Requirements →
Nothing should be left out: output all of the entries exactly.
======== Data in this exercise ========
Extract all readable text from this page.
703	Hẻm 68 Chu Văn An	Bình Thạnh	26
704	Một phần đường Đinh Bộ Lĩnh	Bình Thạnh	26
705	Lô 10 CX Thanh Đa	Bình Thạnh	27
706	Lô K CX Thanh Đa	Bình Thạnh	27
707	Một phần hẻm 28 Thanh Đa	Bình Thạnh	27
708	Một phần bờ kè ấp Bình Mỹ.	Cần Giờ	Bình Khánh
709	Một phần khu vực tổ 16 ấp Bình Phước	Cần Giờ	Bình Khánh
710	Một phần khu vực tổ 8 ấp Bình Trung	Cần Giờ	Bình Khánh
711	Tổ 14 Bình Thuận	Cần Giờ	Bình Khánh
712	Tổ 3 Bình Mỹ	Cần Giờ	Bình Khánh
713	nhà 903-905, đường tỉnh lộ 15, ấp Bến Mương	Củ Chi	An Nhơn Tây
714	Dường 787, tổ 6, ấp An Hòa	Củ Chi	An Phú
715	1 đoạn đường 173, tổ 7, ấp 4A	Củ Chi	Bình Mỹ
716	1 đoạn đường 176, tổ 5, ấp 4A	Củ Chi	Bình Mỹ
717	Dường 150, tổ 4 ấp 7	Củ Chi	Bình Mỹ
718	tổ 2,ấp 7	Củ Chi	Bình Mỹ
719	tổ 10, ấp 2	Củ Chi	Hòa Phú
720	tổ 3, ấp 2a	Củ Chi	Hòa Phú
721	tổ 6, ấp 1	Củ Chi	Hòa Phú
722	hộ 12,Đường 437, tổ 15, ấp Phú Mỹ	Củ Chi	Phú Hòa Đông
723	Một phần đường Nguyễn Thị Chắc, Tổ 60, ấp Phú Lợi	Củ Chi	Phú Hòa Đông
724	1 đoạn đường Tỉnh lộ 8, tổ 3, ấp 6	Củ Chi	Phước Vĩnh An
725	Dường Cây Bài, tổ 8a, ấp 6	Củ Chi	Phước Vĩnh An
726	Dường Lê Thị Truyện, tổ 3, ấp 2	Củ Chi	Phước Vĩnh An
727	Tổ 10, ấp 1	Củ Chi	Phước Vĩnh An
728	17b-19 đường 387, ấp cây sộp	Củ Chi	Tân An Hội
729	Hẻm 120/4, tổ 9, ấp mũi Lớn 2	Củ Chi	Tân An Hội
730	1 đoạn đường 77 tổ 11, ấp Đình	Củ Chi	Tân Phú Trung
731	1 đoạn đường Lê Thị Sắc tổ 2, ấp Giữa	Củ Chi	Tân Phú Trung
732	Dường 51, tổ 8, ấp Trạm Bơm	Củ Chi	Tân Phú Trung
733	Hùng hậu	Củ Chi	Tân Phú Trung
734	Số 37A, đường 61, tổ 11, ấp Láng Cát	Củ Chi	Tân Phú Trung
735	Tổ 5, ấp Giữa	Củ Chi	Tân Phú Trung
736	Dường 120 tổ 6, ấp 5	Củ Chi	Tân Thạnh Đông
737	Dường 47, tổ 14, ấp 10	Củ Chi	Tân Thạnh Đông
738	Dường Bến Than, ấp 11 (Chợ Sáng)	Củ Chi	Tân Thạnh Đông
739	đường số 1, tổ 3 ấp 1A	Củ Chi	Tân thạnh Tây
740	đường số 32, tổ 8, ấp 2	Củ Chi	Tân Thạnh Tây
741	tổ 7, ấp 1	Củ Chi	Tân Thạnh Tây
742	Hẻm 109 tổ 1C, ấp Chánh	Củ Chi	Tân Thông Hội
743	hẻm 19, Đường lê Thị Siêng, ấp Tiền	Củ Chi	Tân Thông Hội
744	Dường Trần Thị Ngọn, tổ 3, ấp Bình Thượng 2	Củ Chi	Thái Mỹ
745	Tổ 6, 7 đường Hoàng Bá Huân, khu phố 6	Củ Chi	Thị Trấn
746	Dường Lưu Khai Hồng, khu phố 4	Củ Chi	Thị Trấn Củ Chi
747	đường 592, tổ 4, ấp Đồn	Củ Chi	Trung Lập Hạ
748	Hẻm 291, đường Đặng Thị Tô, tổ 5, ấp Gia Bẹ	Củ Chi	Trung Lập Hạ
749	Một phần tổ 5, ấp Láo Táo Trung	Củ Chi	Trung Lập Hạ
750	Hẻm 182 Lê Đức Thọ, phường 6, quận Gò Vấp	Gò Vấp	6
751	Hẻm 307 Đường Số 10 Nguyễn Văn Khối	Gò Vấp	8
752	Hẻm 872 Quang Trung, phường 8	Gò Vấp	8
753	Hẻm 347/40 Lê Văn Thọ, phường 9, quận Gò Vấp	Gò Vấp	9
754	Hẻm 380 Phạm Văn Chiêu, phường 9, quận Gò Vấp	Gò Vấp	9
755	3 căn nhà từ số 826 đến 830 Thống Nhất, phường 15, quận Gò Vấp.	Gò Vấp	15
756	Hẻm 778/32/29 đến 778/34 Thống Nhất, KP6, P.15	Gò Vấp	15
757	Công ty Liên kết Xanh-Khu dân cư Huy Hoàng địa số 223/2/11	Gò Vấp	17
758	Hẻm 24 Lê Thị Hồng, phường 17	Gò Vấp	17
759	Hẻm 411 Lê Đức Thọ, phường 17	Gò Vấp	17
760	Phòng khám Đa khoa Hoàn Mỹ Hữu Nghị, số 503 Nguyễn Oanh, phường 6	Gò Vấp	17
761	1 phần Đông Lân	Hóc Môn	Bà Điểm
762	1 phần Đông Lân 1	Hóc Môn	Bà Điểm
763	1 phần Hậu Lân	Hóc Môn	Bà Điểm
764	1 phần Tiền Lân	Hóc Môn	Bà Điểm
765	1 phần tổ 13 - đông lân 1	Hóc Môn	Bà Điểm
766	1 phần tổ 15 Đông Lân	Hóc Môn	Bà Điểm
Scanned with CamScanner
========
Output of the task →
Extract all readable text from this page.
703	Hẻm 68 Chu Văn An	Bình Thạnh	26
704	Một phần đường Đinh Bộ Lĩnh	Bình Thạnh	26
705	Lô 10 CX Thanh Đa	Bình Thạnh	27
706	Lô K CX Thanh Đa	Bình Thạnh	27
707	Một phần hẻm 28 Thanh Đa	Bình Thạnh	27
708	Một phần bờ kè ấp Bình Mỹ.	Cần Giờ	Bình Khánh
709	Một phần khu vực tổ 16 ấp Bình Phước	Cần Giờ	Bình Khánh
710	Một phần khu vực tổ 8 ấp Bình Trung	Cần Giờ	Bình Khánh
711	Tổ 14 Bình Thuận	Cần Giờ	Bình Khánh
712	Tổ 3 Bình Mỹ	Cần Giờ	Bình Khánh
713	nhà 903-905, đường tỉnh lộ 15, ấp Bến Mương	Củ Chi	An Nhơn Tây
714	Dường 787, tổ 6, ấp An Hòa	Củ Chi	An Phú
715	1 đoạn đường 173, tổ 7, ấp 4A	Củ Chi	Bình Mỹ
716	1 đoạn đường 176, tổ 5, ấp 4A	Củ Chi	Bình Mỹ
717	Dường 150, tổ 4 ấp 7	Củ Chi	Bình Mỹ
718	tổ 2,ấp 7	Củ Chi	Bình Mỹ
719	tổ 10, ấp 2	Củ Chi	Hòa Phú
720	tổ 3, ấp 2a	Củ Chi	Hòa Phú
721	tổ 6, ấp 1	Củ Chi	Hòa Phú
722	hộ 12,Đường 437, tổ 15, ấp Phú Mỹ	Củ Chi	Phú Hòa Đông
723	Một phần đường Nguyễn Thị Chắc, Tổ 60, ấp Phú Lợi	Củ Chi	Phú Hòa Đông
724	1 đoạn đường Tỉnh lộ 8, tổ 3, ấp 6	Củ Chi	Phước Vĩnh An
725	Dường Cây Bài, tổ 8a, ấp 6	Củ Chi	Phước Vĩnh An
726	Dường Lê Thị Truyện, tổ 3, ấp 2	Củ Chi	Phước Vĩnh An
727	Tổ 10, ấp 1	Củ Chi	Phước Vĩnh An
728	17b-19 đường 387, ấp cây sộp	Củ Chi	Tân An Hội
729	Hẻm 120/4, tổ 9, ấp mũi Lớn 2	Củ Chi	Tân An Hội
730	1 đoạn đường 77 tổ 11, ấp Đình	Củ Chi	Tân Phú Trung
731	1 đoạn đường Lê Thị Sắc tổ 2, ấp Giữa	Củ Chi	Tân Phú Trung
732	Dường 51, tổ 8, ấp Trạm Bơm	Củ Chi	Tân Phú Trung
733	Hùng hậu	Củ Chi	Tân Phú Trung
734	Số 37A, đường 61, tổ 11, ấp Láng Cát	Củ Chi	Tân Phú Trung
735	Tổ 5, ấp Giữa	Củ Chi	Tân Phú Trung
736	Dường 120 tổ 6, ấp 5	Củ Chi	Tân Thạnh Đông
737	Dường 47, tổ 14, ấp 10	Củ Chi	Tân Thạnh Đông
738	Dường Bến Than, ấp 11 (Chợ Sáng)	Củ Chi	Tân Thạnh Đông
739	đường số 1, tổ 3 ấp 1A	Củ Chi	Tân thạnh Tây
740	đường số 32, tổ 8, ấp 2	Củ Chi	Tân Thạnh Tây
741	tổ 7, ấp 1	Củ Chi	Tân Thạnh Tây
742	Hẻm 109 tổ 1C, ấp Chánh	Củ Chi	Tân Thông Hội
743	hẻm 19, Đường lê Thị Siêng, ấp Tiền	Củ Chi	Tân Thông Hội
744	Dường Trần Thị Ngọn, tổ 3, ấp Bình Thượng 2	Củ Chi	Thái Mỹ
745	Tổ 6, 7 đường Hoàng Bá Huân, khu phố 6	Củ Chi	Thị Trấn
746	Dường Lưu Khai Hồng, khu phố 4	Củ Chi	Thị Trấn Củ Chi
747	đường 592, tổ 4, ấp Đồn	Củ Chi	Trung Lập Hạ
748	Hẻm 291, đường Đặng Thị Tô, tổ 5, ấp Gia Bẹ	Củ Chi	Trung Lập Hạ
749	Một phần tổ 5, ấp Láo Táo Trung	Củ Chi	Trung Lập Hạ
750	Hẻm 182 Lê Đức Thọ, phường 6, quận Gò Vấp	Gò Vấp	6
751	Hẻm 307 Đường Số 10 Nguyễn Văn Khối	Gò Vấp	8
752	Hẻm 872 Quang Trung, phường 8	Gò Vấp	8
753	Hẻm 347/40 Lê Văn Thọ, phường 9, quận Gò Vấp	Gò Vấp	9
754	Hẻm 380 Phạm Văn Chiêu, phường 9, quận Gò Vấp	Gò Vấp	9
755	3 căn nhà từ số 826 đến 830 Thống Nhất, phường 15, quận Gò Vấp.	Gò Vấp	15
756	Hẻm 778/32/29 đến 778/34 Thống Nhất, KP6, P.15	Gò Vấp	15
757	Công ty Liên kết Xanh-Khu dân cư Huy Hoàng địa số 223/2/11	Gò Vấp	17
758	Hẻm 24 Lê Thị Hồng, phường 17	Gò Vấp	17
759	Hẻm 411 Lê Đức Thọ, phường 17	Gò Vấp	17
760	Phòng khám Đa khoa Hoàn Mỹ Hữu Nghị, số 503 Nguyễn Oanh, phường 6	Gò Vấp	17
761	1 phần Đông Lân	Hóc Môn	Bà Điểm
762	1 phần Đông Lân 1	Hóc Môn	Bà Điểm
763	1 phần Hậu Lân	Hóc Môn	Bà Điểm
764	1 phần Tiền Lân	Hóc Môn	Bà Điểm
765	1 phần tổ 13 - đông lân 1	Hóc Môn	Bà Điểm
766	1 phần tổ 15 Đông Lân	Hóc Môn	Bà Điểm
Scanned with CamScanner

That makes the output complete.